▸ **Work to be completed**
Gather every line from the entries below that includes "billion".

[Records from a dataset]

────────────────────

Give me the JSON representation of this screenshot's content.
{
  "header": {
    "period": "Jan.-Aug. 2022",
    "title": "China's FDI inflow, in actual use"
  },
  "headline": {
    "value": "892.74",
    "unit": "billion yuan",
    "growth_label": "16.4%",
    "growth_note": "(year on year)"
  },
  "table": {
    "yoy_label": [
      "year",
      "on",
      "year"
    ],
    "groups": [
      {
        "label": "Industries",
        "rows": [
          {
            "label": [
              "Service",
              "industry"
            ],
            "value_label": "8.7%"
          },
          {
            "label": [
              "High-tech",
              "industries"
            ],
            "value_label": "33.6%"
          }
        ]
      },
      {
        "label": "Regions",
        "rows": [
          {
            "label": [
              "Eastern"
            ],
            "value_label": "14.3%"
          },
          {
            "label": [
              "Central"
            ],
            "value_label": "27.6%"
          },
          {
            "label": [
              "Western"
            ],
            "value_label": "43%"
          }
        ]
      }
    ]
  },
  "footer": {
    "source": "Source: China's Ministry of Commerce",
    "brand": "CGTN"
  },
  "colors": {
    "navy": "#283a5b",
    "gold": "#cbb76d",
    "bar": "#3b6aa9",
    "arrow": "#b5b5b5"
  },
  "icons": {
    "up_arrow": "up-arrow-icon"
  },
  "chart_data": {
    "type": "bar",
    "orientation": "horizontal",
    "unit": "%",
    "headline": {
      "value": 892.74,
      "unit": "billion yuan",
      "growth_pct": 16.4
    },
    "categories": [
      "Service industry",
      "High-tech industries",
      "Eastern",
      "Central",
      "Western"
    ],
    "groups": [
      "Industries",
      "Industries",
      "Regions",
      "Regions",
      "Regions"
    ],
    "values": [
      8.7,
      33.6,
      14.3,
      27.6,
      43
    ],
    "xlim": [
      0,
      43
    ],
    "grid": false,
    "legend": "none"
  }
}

────────────────────

▸ **Response for this exercise**
    "unit": "billion yuan",
      "unit": "billion yuan",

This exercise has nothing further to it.